== DATA ENTRIES

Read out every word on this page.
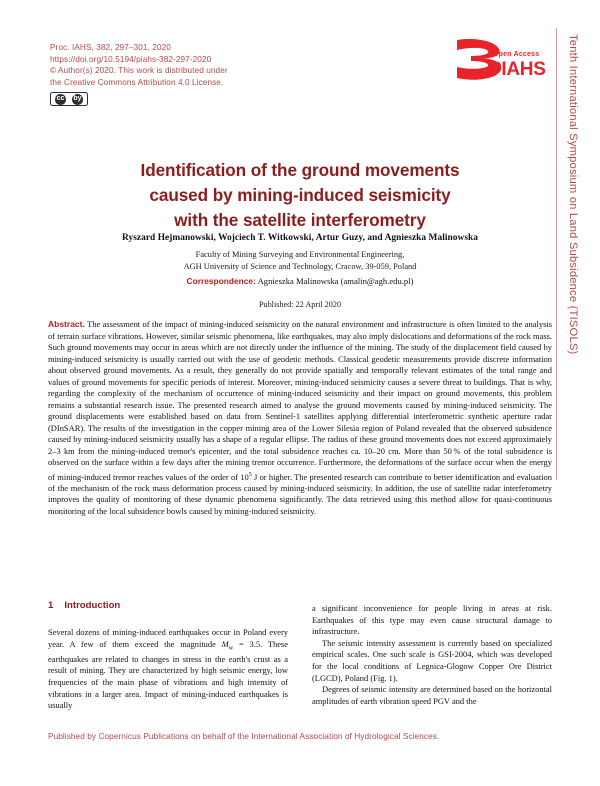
Proc. IAHS, 382, 297–301, 2020
https://doi.org/10.5194/piahs-382-297-2020
© Author(s) 2020. This work is distributed under
the Creative Commons Attribution 4.0 License.
cc by
Open Access
PIAHS	Tenth International Symposium on Land Subsidence (TISOLS)
Identification of the ground movements
caused by mining-induced seismicity
with the satellite interferometry
Ryszard Hejmanowski, Wojciech T. Witkowski, Artur Guzy, and Agnieszka Malinowska
Faculty of Mining Surveying and Environmental Engineering,
AGH University of Science and Technology, Cracow, 39-059, Poland
Correspondence: Agnieszka Malinowska (amalin@agh.edu.pl)
Published: 22 April 2020

Abstract. The assessment of the impact of mining-induced seismicity on the natural environment and infrastructure is often limited to the analysis of terrain surface vibrations. However, similar seismic phenomena, like earthquakes, may also imply dislocations and deformations of the rock mass. Such ground movements may occur in areas which are not directly under the influence of the mining. The study of the displacement field caused by mining-induced seismicity is usually carried out with the use of geodetic methods. Classical geodetic measurements provide discrete information about observed ground movements. As a result, they generally do not provide spatially and temporally relevant estimates of the total range and values of ground movements for specific periods of interest. Moreover, mining-induced seismicity causes a severe threat to buildings. That is why, regarding the complexity of the mechanism of occurrence of mining-induced seismicity and their impact on ground movements, this problem remains a substantial research issue. The presented research aimed to analyse the ground movements caused by mining-induced seismicity. The ground displacements were established based on data from Sentinel-1 satellites applying differential interferometric synthetic aperture radar (DInSAR). The results of the investigation in the copper mining area of the Lower Silesia region of Poland revealed that the observed subsidence caused by mining-induced seismicity usually has a shape of a regular ellipse. The radius of these ground movements does not exceed approximately 2–3 km from the mining-induced tremor's epicenter, and the total subsidence reaches ca. 10–20 cm. More than 50 % of the total subsidence is observed on the surface within a few days after the mining tremor occurrence. Furthermore, the deformations of the surface occur when the energy of mining-induced tremor reaches values of the order of $10^5$ J or higher. The presented research can contribute to better identification and evaluation of the mechanism of the rock mass deformation process caused by mining-induced seismicity. In addition, the use of satellite radar interferometry improves the quality of monitoring of these dynamic phenomena significantly. The data retrieved using this method allow for quasi-continuous monitoring of the local subsidence bowls caused by mining-induced seismicity.

1 Introduction

Several dozens of mining-induced earthquakes occur in Poland every year. A few of them exceed the magnitude $M_w = 3.5$. These earthquakes are related to changes in stress in the earth's crust as a result of mining. They are characterized by high seismic energy, low frequencies of the main phase of vibrations and high intensity of vibrations in a larger area. Impact of mining-induced earthquakes is usually

a significant inconvenience for people living in areas at risk. Earthquakes of this type may even cause structural damage to infrastructure.

The seismic intensity assessment is currently based on specialized empirical scales. One such scale is GSI-2004, which was developed for the local conditions of Legnica-Glogow Copper Ore District (LGCD), Poland (Fig. 1).

Degrees of seismic intensity are determined based on the horizontal amplitudes of earth vibration speed PGV and the

Published by Copernicus Publications on behalf of the International Association of Hydrological Sciences.
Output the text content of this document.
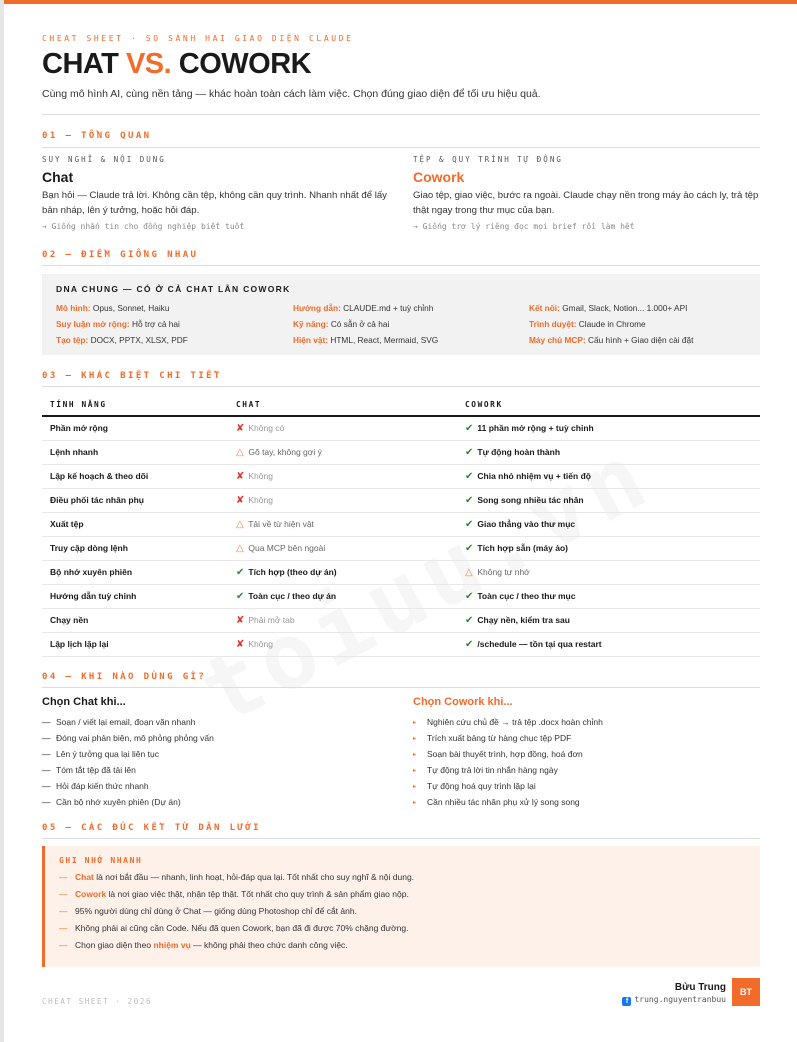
CHEAT SHEET · SO SÁNH HAI GIAO DIỆN CLAUDE
CHAT VS. COWORK
Cùng mô hình AI, cùng nền tảng — khác hoàn toàn cách làm việc. Chọn đúng giao diện để tối ưu hiệu quả.
01 — TỔNG QUAN
SUY NGHĨ & NỘI DUNG
Chat
Bạn hỏi — Claude trả lời. Không cần tệp, không cần quy trình. Nhanh nhất để lấy bản nháp, lên ý tưởng, hoặc hỏi đáp.
→ Giống nhắn tin cho đồng nghiệp biết tuốt
TỆP & QUY TRÌNH TỰ ĐỘNG
Cowork
Giao tệp, giao việc, bước ra ngoài. Claude chạy nền trong máy ảo cách ly, trả tệp thật ngay trong thư mục của bạn.
→ Giống trợ lý riêng đọc mọi brief rồi làm hết
02 — ĐIỂM GIỐNG NHAU
DNA CHUNG — CÓ Ở CẢ CHAT LẪN COWORK
Mô hình: Opus, Sonnet, Haiku
Suy luận mở rộng: Hỗ trợ cả hai
Tạo tệp: DOCX, PPTX, XLSX, PDF
Hướng dẫn: CLAUDE.md + tuỳ chỉnh
Kỹ năng: Có sẵn ở cả hai
Hiện vật: HTML, React, Mermaid, SVG
Kết nối: Gmail, Slack, Notion... 1.000+ API
Trình duyệt: Claude in Chrome
Máy chủ MCP: Cấu hình + Giao diện cài đặt
03 — KHÁC BIỆT CHI TIẾT
TÍNH NĂNG	CHAT	COWORK
Phần mở rộng	✘ Không có	✔ 11 phần mở rộng + tuỳ chỉnh
Lệnh nhanh	△ Gõ tay, không gợi ý	✔ Tự động hoàn thành
Lập kế hoạch & theo dõi	✘ Không	✔ Chia nhỏ nhiệm vụ + tiến độ
Điều phối tác nhân phụ	✘ Không	✔ Song song nhiều tác nhân
Xuất tệp	△ Tải về từ hiện vật	✔ Giao thẳng vào thư mục
Truy cập dòng lệnh	△ Qua MCP bên ngoài	✔ Tích hợp sẵn (máy ảo)
Bộ nhớ xuyên phiên	✔ Tích hợp (theo dự án)	△ Không tự nhớ
Hướng dẫn tuỳ chỉnh	✔ Toàn cục / theo dự án	✔ Toàn cục / theo thư mục
Chạy nền	✘ Phải mở tab	✔ Chạy nền, kiểm tra sau
Lập lịch lặp lại	✘ Không	✔ /schedule — tồn tại qua restart
04 — KHI NÀO DÙNG GÌ?
Chọn Chat khi...
— Soạn / viết lại email, đoạn văn nhanh
— Đóng vai phản biện, mô phỏng phỏng vấn
— Lên ý tưởng qua lại liên tục
— Tóm tắt tệp đã tải lên
— Hỏi đáp kiến thức nhanh
— Cần bộ nhớ xuyên phiên (Dự án)
Chọn Cowork khi...
▸ Nghiên cứu chủ đề → trả tệp .docx hoàn chỉnh
▸ Trích xuất bảng từ hàng chục tệp PDF
▸ Soạn bài thuyết trình, hợp đồng, hoá đơn
▸ Tự động trả lời tin nhắn hàng ngày
▸ Tự động hoá quy trình lặp lại
▸ Cần nhiều tác nhân phụ xử lý song song
05 — CÁC ĐÚC KẾT TỪ DÂN LƯỚI
GHI NHỚ NHANH
— Chat là nơi bắt đầu — nhanh, linh hoạt, hỏi-đáp qua lại. Tốt nhất cho suy nghĩ & nội dung.
— Cowork là nơi giao việc thật, nhận tệp thật. Tốt nhất cho quy trình & sản phẩm giao nộp.
— 95% người dùng chỉ dùng ở Chat — giống dùng Photoshop chỉ để cắt ảnh.
— Không phải ai cũng cần Code. Nếu đã quen Cowork, bạn đã đi được 70% chặng đường.
— Chọn giao diện theo nhiệm vụ — không phải theo chức danh công việc.
CHEAT SHEET · 2026
Bửu Trung
f trung.nguyentranbuu
BT
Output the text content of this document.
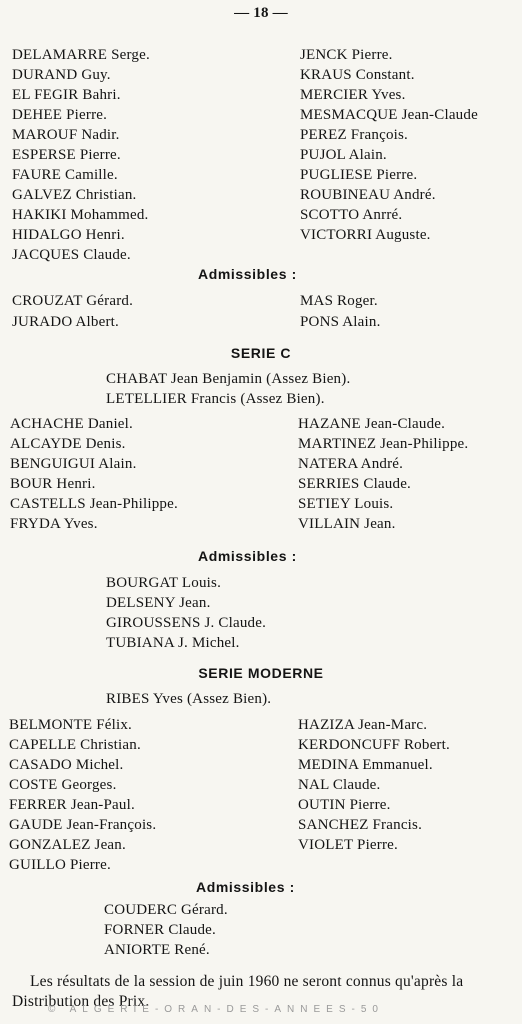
— 18 —
DELAMARRE Serge.
DURAND Guy.
EL FEGIR Bahri.
DEHEE Pierre.
MAROUF Nadir.
ESPERSE Pierre.
FAURE Camille.
GALVEZ Christian.
HAKIKI Mohammed.
HIDALGO Henri.
JACQUES Claude.
JENCK Pierre.
KRAUS Constant.
MERCIER Yves.
MESMACQUE Jean-Claude
PEREZ François.
PUJOL Alain.
PUGLIESE Pierre.
ROUBINEAU André.
SCOTTO Anrré.
VICTORRI Auguste.
Admissibles :
CROUZAT Gérard.
JURADO Albert.
MAS Roger.
PONS Alain.
SERIE C
CHABAT Jean Benjamin (Assez Bien).
LETELLIER Francis (Assez Bien).
ACHACHE Daniel.
ALCAYDE Denis.
BENGUIGUI Alain.
BOUR Henri.
CASTELLS Jean-Philippe.
FRYDA Yves.
HAZANE Jean-Claude.
MARTINEZ Jean-Philippe.
NATERA André.
SERRIES Claude.
SETIEY Louis.
VILLAIN Jean.
Admissibles :
BOURGAT Louis.
DELSENY Jean.
GIROUSSENS J. Claude.
TUBIANA J. Michel.
SERIE MODERNE
RIBES Yves (Assez Bien).
BELMONTE Félix.
CAPELLE Christian.
CASADO Michel.
COSTE Georges.
FERRER Jean-Paul.
GAUDE Jean-François.
GONZALEZ Jean.
GUILLO Pierre.
HAZIZA Jean-Marc.
KERDONCUFF Robert.
MEDINA Emmanuel.
NAL Claude.
OUTIN Pierre.
SANCHEZ Francis.
VIOLET Pierre.
Admissibles :
COUDERC Gérard.
FORNER Claude.
ANIORTE René.
Les résultats de la session de juin 1960 ne seront connus qu'après la Distribution des Prix.
© ALGERIE-ORAN-DES-ANNEES-50
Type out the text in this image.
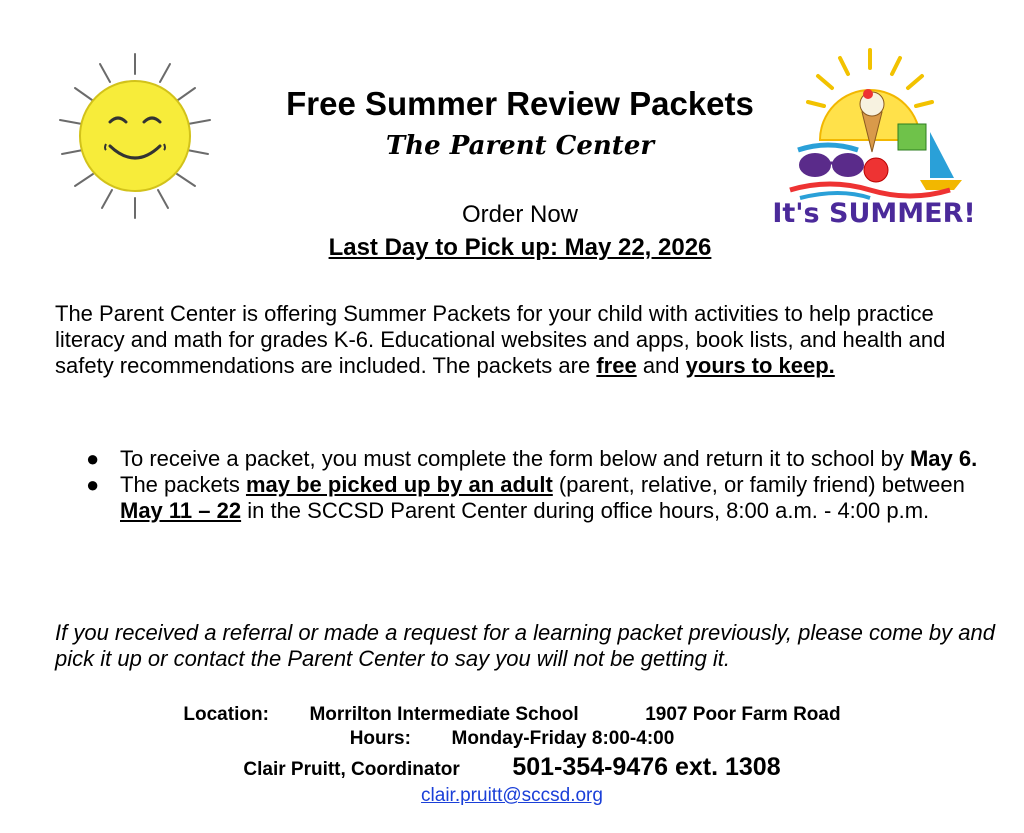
It's SUMMER!
Free Summer Review Packets
The Parent Center
Order Now
Last Day to Pick up: May 22, 2026
The Parent Center is offering Summer Packets for your child with activities to help practice literacy and math for grades K-6. Educational websites and apps, book lists, and health and safety recommendations are included. The packets are free and yours to keep.
● To receive a packet, you must complete the form below and return it to school by May 6.
● The packets may be picked up by an adult (parent, relative, or family friend) between May 11 – 22 in the SCCSD Parent Center during office hours, 8:00 a.m. - 4:00 p.m.
If you received a referral or made a request for a learning packet previously, please come by and pick it up or contact the Parent Center to say you will not be getting it.
Location: Morrilton Intermediate School	1907 Poor Farm Road
Hours: Monday-Friday 8:00-4:00
Clair Pruitt, Coordinator 501-354-9476 ext. 1308
clair.pruitt@sccsd.org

====

**TASK STATEMENT**
State the number of lines holding the word "Agnieszka" in the listing. Add nothing else.

**EXERCISE ANSWER**
2